*Dataset records*:
-- -- --

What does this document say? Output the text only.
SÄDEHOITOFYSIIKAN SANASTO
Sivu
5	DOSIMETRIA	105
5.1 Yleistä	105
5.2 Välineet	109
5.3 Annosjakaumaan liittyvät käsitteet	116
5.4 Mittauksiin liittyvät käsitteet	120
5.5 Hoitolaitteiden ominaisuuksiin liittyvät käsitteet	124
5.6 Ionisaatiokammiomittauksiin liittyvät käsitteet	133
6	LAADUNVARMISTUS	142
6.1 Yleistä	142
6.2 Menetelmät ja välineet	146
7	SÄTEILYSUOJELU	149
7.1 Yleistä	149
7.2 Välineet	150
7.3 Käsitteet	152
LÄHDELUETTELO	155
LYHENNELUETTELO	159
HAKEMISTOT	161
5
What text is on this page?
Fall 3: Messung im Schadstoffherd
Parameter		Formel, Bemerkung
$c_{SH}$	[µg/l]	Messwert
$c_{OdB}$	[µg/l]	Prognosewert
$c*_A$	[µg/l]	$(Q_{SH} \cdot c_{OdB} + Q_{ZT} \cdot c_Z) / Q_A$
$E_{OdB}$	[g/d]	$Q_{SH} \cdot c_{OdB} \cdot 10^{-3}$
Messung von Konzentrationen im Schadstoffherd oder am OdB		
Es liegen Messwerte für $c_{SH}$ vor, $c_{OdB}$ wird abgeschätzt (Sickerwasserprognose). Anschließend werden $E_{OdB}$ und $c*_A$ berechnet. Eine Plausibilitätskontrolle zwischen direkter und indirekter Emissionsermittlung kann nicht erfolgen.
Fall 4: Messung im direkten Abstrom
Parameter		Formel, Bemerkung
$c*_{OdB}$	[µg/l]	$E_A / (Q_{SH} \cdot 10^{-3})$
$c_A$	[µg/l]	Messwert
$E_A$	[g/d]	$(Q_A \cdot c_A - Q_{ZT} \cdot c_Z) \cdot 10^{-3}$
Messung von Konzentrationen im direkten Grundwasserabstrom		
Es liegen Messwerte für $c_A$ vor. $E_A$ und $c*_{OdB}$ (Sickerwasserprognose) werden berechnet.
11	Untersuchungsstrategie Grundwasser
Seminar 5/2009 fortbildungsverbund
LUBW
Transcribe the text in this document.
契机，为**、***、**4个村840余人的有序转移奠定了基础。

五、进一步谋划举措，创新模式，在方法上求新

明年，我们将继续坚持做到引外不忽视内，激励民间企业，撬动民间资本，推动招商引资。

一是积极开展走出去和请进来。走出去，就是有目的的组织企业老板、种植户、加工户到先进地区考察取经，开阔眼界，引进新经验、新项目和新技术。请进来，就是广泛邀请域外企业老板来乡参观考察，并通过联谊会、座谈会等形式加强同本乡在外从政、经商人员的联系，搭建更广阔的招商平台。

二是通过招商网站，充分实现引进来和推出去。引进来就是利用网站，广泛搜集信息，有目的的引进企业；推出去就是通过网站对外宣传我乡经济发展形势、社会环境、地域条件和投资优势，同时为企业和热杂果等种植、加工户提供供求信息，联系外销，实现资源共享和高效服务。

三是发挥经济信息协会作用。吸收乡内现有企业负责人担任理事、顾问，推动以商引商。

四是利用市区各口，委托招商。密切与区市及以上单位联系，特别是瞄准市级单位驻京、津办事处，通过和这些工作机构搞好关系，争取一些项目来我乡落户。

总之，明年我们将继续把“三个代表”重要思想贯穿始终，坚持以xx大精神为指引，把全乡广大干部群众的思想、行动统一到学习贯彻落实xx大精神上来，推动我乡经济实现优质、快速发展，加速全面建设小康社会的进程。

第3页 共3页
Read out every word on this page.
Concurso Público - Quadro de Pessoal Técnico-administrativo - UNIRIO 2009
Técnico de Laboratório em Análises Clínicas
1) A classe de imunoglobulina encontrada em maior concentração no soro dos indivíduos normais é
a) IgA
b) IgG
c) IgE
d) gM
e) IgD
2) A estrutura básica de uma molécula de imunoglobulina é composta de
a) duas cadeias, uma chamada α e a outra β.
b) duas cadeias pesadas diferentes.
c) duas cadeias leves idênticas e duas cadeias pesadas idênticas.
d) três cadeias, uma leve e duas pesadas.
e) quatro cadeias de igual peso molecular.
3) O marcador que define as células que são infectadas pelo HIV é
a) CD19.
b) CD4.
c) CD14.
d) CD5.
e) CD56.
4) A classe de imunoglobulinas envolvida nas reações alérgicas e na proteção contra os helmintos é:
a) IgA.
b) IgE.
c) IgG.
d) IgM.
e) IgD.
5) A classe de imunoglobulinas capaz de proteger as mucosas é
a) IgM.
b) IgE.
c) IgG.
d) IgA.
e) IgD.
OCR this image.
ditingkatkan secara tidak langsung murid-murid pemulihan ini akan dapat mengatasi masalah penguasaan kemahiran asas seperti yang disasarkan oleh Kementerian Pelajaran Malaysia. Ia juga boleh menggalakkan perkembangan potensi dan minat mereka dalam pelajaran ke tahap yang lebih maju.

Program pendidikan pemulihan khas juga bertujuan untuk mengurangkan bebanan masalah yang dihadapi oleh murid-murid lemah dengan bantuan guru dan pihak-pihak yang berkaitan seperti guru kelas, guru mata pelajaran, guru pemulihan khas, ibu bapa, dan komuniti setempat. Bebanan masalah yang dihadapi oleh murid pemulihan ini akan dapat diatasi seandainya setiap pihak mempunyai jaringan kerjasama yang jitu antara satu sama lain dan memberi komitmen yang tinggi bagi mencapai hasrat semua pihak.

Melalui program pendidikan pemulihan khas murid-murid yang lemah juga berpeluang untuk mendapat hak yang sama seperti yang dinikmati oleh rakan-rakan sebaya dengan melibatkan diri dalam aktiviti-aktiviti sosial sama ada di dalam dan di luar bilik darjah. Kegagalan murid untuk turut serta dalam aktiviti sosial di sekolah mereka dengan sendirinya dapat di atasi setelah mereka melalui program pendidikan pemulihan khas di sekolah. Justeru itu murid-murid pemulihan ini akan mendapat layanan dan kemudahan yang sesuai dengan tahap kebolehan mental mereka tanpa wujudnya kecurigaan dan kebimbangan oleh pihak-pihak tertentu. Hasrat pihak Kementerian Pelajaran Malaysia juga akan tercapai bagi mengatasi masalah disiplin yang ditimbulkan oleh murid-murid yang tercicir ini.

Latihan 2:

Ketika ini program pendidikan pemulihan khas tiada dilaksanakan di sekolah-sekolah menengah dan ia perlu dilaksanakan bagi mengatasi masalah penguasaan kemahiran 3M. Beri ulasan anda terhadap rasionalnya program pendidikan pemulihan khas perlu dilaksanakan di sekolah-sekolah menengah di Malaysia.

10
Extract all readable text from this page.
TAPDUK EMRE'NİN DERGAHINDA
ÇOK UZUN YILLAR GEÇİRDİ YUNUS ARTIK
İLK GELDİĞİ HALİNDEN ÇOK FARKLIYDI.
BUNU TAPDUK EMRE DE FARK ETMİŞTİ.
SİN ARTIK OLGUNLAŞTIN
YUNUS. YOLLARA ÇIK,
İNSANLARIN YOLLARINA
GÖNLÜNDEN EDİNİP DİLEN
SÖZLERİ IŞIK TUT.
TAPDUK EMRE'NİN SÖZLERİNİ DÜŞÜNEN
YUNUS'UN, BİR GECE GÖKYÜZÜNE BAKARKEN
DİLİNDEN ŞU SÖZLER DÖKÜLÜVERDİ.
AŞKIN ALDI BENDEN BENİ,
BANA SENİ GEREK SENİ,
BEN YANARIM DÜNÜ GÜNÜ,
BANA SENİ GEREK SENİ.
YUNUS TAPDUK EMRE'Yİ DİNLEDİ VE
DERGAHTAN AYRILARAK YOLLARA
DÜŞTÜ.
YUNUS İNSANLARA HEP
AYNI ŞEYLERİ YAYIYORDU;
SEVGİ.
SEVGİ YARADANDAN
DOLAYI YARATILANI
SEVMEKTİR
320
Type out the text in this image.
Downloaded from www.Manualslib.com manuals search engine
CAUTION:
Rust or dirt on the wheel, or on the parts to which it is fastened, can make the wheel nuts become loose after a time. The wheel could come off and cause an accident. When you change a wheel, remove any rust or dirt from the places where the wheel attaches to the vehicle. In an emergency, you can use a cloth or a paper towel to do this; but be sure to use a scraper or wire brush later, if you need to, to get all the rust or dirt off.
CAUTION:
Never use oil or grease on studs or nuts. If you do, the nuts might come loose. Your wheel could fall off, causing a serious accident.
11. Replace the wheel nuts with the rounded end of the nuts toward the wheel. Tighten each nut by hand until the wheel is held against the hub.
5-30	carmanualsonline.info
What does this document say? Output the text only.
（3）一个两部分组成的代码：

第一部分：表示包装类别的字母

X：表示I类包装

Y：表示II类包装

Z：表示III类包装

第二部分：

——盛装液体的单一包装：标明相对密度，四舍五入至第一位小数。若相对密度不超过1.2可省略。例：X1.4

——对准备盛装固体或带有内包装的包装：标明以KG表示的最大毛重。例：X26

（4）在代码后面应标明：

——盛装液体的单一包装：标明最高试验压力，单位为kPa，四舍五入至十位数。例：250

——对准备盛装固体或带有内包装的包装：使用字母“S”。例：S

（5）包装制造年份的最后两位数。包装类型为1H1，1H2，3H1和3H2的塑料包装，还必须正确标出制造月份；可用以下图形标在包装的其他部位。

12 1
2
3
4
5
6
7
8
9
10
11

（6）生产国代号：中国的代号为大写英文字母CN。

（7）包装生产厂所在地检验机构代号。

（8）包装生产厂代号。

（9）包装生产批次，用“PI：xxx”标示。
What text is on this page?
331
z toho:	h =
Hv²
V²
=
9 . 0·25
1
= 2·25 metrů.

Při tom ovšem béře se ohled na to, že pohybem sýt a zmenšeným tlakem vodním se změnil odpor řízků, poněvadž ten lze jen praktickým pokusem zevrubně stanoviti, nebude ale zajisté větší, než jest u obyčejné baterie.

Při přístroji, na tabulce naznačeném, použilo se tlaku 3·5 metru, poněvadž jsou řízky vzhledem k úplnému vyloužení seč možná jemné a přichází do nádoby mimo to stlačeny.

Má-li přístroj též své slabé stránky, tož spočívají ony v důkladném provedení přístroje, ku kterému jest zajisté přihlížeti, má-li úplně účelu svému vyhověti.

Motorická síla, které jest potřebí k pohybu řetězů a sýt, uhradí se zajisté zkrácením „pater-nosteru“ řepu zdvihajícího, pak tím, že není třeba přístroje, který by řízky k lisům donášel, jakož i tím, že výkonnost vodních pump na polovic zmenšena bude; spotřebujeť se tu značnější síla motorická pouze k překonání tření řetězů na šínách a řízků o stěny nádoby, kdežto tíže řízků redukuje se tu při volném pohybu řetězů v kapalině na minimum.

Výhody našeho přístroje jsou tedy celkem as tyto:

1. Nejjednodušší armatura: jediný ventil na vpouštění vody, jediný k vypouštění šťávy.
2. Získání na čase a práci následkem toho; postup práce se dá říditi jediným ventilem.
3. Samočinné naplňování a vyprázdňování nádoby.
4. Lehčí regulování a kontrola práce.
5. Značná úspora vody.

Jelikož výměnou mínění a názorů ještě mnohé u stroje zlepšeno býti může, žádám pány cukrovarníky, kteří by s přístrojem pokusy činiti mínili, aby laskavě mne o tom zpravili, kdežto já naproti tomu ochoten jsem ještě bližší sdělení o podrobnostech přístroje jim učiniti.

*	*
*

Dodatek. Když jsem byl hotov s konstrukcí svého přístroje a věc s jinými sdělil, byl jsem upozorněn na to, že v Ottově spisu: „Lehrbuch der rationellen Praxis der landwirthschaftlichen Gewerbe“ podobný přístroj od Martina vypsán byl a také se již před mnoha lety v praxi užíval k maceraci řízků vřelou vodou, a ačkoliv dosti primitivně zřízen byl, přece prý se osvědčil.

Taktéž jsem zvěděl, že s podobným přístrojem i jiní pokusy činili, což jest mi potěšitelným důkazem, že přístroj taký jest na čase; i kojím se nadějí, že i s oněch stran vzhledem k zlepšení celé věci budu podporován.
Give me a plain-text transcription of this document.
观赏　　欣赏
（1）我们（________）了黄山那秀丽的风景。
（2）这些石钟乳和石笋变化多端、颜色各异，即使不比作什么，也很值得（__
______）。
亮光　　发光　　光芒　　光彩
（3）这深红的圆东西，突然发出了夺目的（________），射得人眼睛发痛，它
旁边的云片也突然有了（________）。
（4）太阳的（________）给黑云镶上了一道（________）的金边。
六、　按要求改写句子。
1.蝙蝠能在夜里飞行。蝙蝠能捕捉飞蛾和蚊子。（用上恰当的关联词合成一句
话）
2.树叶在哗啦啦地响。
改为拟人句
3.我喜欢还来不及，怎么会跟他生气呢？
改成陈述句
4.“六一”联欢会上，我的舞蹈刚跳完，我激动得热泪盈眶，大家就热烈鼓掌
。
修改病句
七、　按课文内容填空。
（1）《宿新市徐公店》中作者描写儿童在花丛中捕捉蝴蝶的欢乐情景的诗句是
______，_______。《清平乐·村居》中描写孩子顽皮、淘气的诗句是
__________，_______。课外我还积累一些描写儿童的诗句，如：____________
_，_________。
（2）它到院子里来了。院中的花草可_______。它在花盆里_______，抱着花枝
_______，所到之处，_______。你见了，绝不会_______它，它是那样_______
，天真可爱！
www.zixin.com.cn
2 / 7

-- -- --

*Task statement*: Go through the material and copy out every line with "Sickerwasserprognose" in it.

*Output below*:
Es liegen Messwerte für $c_{SH}$ vor, $c_{OdB}$ wird abgeschätzt (Sickerwasserprognose). Anschließend werden $E_{OdB}$ und $c*_A$ berechnet. Eine Plausibilitätskontrolle zwischen direkter und indirekter Emissionsermittlung kann nicht erfolgen.
Es liegen Messwerte für $c_A$ vor. $E_A$ und $c*_{OdB}$ (Sickerwasserprognose) werden berechnet.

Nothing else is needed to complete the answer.